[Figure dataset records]
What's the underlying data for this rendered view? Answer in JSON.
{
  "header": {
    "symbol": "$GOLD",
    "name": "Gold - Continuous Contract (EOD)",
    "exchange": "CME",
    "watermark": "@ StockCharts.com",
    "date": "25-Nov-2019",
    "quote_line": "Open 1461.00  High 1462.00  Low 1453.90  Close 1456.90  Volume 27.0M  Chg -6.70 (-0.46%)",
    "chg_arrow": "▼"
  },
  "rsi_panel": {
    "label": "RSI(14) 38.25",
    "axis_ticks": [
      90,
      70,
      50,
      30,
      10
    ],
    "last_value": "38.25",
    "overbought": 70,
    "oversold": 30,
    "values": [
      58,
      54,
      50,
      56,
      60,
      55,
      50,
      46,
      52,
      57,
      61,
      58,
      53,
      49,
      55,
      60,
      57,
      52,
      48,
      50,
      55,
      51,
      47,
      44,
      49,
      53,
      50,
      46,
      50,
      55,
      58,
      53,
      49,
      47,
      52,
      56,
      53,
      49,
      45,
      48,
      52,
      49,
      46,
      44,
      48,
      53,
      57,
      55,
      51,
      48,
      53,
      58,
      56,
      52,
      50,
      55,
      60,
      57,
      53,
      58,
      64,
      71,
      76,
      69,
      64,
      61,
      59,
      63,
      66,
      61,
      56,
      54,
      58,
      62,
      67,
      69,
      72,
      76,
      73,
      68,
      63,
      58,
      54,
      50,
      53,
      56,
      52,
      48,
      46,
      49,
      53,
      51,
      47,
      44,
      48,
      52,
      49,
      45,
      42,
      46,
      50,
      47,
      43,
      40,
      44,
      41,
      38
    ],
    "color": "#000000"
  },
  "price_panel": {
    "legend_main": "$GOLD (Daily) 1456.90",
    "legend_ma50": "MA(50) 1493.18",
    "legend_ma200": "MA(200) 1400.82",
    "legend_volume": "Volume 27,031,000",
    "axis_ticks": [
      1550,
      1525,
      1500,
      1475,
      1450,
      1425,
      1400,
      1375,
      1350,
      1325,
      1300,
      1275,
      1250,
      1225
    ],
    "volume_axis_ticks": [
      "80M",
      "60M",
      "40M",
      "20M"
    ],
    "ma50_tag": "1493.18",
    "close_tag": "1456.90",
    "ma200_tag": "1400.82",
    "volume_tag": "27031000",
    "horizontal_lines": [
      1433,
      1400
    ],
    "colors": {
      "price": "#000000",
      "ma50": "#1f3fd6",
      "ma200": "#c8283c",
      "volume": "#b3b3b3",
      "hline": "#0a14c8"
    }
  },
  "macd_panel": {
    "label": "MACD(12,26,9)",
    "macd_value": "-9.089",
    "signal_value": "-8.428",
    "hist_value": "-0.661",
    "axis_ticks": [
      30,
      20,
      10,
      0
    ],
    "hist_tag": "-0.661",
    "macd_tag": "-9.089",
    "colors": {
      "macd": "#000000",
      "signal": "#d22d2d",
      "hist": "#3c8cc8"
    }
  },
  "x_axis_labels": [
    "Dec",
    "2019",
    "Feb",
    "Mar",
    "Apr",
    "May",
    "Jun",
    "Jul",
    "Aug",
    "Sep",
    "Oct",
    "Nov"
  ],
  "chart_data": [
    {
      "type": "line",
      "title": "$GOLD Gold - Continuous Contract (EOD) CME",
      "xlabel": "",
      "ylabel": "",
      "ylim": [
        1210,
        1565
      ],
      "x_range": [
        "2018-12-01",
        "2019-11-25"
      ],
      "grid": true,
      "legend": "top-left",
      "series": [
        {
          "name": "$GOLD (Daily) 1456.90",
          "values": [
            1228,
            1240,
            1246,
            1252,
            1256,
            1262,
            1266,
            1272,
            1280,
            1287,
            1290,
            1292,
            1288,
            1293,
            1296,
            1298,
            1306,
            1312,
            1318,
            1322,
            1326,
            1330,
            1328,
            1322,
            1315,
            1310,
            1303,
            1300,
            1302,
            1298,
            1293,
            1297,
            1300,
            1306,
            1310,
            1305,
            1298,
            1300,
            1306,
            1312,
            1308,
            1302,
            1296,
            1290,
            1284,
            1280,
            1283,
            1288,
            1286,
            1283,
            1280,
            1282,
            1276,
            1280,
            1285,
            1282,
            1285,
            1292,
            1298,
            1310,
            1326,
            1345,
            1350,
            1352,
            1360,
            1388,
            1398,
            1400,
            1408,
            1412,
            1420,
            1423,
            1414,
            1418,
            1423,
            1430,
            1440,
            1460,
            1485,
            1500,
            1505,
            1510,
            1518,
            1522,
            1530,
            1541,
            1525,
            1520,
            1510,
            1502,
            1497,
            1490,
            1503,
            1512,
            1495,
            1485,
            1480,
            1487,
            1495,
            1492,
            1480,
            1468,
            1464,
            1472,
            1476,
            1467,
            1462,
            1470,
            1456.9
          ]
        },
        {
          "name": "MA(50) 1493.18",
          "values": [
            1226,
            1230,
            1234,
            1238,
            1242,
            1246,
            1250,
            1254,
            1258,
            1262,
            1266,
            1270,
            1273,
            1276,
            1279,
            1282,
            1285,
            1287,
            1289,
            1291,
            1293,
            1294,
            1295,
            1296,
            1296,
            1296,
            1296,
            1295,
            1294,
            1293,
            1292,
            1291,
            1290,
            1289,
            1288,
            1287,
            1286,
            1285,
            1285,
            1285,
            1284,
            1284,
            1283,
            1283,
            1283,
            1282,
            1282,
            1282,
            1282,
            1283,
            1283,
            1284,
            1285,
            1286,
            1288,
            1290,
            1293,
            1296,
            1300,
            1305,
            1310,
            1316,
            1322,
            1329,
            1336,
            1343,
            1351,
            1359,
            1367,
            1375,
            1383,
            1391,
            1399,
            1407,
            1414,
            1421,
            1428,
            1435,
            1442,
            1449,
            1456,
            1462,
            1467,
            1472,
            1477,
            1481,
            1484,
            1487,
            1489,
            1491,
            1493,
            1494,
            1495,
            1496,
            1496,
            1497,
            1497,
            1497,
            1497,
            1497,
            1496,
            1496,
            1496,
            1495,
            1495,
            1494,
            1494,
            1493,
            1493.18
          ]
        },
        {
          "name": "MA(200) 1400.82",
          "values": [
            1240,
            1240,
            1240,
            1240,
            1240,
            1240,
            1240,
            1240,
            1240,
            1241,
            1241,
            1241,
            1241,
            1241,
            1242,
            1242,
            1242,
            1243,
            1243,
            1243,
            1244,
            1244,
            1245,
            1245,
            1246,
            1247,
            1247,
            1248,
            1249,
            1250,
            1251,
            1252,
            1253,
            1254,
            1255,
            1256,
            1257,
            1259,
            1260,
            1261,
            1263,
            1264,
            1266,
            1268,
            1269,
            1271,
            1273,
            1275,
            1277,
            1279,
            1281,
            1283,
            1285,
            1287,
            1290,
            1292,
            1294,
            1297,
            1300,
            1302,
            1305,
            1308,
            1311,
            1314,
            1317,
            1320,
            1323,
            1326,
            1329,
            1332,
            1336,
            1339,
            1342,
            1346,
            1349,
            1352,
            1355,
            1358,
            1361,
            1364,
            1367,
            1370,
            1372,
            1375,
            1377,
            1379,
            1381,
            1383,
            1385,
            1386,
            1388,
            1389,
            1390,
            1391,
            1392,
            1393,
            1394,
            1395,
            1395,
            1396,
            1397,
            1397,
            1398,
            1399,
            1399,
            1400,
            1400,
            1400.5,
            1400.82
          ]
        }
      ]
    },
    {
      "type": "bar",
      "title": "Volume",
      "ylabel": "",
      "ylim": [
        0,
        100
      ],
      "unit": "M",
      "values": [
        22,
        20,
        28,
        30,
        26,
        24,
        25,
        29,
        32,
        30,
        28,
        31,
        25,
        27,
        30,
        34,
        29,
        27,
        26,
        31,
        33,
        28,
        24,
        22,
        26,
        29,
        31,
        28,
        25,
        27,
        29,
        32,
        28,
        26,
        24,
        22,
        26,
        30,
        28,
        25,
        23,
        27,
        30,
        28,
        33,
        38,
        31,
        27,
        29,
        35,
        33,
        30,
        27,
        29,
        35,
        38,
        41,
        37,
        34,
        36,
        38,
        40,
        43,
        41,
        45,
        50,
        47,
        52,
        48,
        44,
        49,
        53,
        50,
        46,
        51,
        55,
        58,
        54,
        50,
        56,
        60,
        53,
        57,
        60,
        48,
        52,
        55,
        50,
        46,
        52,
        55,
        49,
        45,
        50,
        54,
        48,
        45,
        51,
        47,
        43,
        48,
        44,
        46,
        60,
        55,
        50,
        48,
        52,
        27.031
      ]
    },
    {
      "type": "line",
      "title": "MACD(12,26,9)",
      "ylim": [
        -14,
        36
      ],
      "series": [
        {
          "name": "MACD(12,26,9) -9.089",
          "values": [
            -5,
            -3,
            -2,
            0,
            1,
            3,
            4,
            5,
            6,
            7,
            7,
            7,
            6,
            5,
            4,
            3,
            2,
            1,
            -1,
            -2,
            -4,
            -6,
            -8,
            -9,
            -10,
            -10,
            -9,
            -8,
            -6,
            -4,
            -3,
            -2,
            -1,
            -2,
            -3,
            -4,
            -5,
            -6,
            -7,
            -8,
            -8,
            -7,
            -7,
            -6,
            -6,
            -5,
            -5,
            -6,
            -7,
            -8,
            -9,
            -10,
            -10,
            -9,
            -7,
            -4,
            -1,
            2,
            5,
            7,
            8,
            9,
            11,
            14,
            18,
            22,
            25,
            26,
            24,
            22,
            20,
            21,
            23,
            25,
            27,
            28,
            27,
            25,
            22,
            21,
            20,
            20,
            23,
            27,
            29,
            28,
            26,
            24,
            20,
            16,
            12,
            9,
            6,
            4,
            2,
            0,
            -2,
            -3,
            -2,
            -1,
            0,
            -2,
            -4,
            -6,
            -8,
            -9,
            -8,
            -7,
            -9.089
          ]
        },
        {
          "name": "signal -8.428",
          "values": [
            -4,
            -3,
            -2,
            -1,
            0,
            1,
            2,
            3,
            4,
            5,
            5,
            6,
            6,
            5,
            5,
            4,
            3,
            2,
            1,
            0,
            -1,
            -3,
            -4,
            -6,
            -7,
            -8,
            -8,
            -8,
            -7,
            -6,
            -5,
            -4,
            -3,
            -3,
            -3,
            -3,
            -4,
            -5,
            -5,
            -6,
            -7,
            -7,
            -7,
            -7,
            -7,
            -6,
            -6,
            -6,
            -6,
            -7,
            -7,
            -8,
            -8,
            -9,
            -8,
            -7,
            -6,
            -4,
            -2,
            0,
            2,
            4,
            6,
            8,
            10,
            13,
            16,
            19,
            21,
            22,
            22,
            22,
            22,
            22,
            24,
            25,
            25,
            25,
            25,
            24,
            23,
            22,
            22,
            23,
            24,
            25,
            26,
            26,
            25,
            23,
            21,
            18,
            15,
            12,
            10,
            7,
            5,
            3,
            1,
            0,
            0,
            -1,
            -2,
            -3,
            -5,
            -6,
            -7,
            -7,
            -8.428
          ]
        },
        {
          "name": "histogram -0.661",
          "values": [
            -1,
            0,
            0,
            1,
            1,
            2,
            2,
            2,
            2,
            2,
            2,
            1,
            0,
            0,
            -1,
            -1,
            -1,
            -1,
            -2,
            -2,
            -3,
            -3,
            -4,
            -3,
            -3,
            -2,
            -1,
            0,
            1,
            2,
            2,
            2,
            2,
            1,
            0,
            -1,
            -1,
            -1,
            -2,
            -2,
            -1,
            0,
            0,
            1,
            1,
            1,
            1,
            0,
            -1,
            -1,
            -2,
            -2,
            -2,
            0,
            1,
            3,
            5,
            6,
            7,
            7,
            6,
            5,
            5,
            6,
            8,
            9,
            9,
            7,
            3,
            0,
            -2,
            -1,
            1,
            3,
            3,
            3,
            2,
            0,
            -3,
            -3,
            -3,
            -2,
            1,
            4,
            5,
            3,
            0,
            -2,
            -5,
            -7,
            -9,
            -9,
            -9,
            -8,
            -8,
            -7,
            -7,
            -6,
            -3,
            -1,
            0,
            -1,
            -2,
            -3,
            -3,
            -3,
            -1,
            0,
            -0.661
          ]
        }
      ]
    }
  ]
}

• _Work to do_
Find each line holding the string "Contract" and copy it out.

• _The response_
    "name": "Gold - Continuous Contract (EOD)",
      "title": "$GOLD Gold - Continuous Contract (EOD) CME",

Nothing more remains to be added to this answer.